— START AVAILABLE RECORDS —

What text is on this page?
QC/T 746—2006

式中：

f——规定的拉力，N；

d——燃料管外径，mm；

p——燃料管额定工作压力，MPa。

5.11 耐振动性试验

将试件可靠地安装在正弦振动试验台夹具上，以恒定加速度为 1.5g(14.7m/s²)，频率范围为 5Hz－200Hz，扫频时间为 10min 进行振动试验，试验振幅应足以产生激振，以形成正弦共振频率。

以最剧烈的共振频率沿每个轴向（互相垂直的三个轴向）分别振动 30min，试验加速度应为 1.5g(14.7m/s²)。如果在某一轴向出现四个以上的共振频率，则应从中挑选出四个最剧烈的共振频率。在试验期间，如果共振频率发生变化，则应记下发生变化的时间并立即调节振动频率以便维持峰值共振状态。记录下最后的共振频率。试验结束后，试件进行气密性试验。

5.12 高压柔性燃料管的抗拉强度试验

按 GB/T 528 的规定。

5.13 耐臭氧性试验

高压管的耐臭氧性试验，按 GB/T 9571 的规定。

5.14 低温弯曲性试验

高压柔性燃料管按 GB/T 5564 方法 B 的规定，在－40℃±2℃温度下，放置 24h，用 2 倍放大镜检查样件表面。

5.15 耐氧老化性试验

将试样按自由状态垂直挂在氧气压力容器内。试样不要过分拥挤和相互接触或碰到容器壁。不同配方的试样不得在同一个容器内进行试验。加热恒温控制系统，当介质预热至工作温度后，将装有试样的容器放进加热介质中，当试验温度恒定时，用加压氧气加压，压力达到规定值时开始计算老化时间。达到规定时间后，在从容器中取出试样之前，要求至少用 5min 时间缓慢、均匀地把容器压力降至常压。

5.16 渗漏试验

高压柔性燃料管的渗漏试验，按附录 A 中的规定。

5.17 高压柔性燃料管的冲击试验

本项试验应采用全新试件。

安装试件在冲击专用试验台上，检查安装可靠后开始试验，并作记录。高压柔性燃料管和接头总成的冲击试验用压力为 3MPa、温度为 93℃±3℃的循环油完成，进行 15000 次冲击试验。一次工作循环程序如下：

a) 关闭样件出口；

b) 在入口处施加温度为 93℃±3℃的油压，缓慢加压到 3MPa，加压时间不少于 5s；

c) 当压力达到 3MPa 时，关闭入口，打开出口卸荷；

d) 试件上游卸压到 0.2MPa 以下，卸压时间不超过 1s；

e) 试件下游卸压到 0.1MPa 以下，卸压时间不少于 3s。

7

— END AVAILABLE RECORDS —

#### WHAT IS BEING ASKED
Write out all the records above again, exactly as they stand.

#### WRITTEN REPLY
What text is on this page?
QC/T 746—2006

式中：

f——规定的拉力，N；

d——燃料管外径，mm；

p——燃料管额定工作压力，MPa。

5.11 耐振动性试验

将试件可靠地安装在正弦振动试验台夹具上，以恒定加速度为 1.5g(14.7m/s²)，频率范围为 5Hz－200Hz，扫频时间为 10min 进行振动试验，试验振幅应足以产生激振，以形成正弦共振频率。

以最剧烈的共振频率沿每个轴向（互相垂直的三个轴向）分别振动 30min，试验加速度应为 1.5g(14.7m/s²)。如果在某一轴向出现四个以上的共振频率，则应从中挑选出四个最剧烈的共振频率。在试验期间，如果共振频率发生变化，则应记下发生变化的时间并立即调节振动频率以便维持峰值共振状态。记录下最后的共振频率。试验结束后，试件进行气密性试验。

5.12 高压柔性燃料管的抗拉强度试验

按 GB/T 528 的规定。

5.13 耐臭氧性试验

高压管的耐臭氧性试验，按 GB/T 9571 的规定。

5.14 低温弯曲性试验

高压柔性燃料管按 GB/T 5564 方法 B 的规定，在－40℃±2℃温度下，放置 24h，用 2 倍放大镜检查样件表面。

5.15 耐氧老化性试验

将试样按自由状态垂直挂在氧气压力容器内。试样不要过分拥挤和相互接触或碰到容器壁。不同配方的试样不得在同一个容器内进行试验。加热恒温控制系统，当介质预热至工作温度后，将装有试样的容器放进加热介质中，当试验温度恒定时，用加压氧气加压，压力达到规定值时开始计算老化时间。达到规定时间后，在从容器中取出试样之前，要求至少用 5min 时间缓慢、均匀地把容器压力降至常压。

5.16 渗漏试验

高压柔性燃料管的渗漏试验，按附录 A 中的规定。

5.17 高压柔性燃料管的冲击试验

本项试验应采用全新试件。

安装试件在冲击专用试验台上，检查安装可靠后开始试验，并作记录。高压柔性燃料管和接头总成的冲击试验用压力为 3MPa、温度为 93℃±3℃的循环油完成，进行 15000 次冲击试验。一次工作循环程序如下：

a) 关闭样件出口；

b) 在入口处施加温度为 93℃±3℃的油压，缓慢加压到 3MPa，加压时间不少于 5s；

c) 当压力达到 3MPa 时，关闭入口，打开出口卸荷；

d) 试件上游卸压到 0.2MPa 以下，卸压时间不超过 1s；

e) 试件下游卸压到 0.1MPa 以下，卸压时间不少于 3s。

7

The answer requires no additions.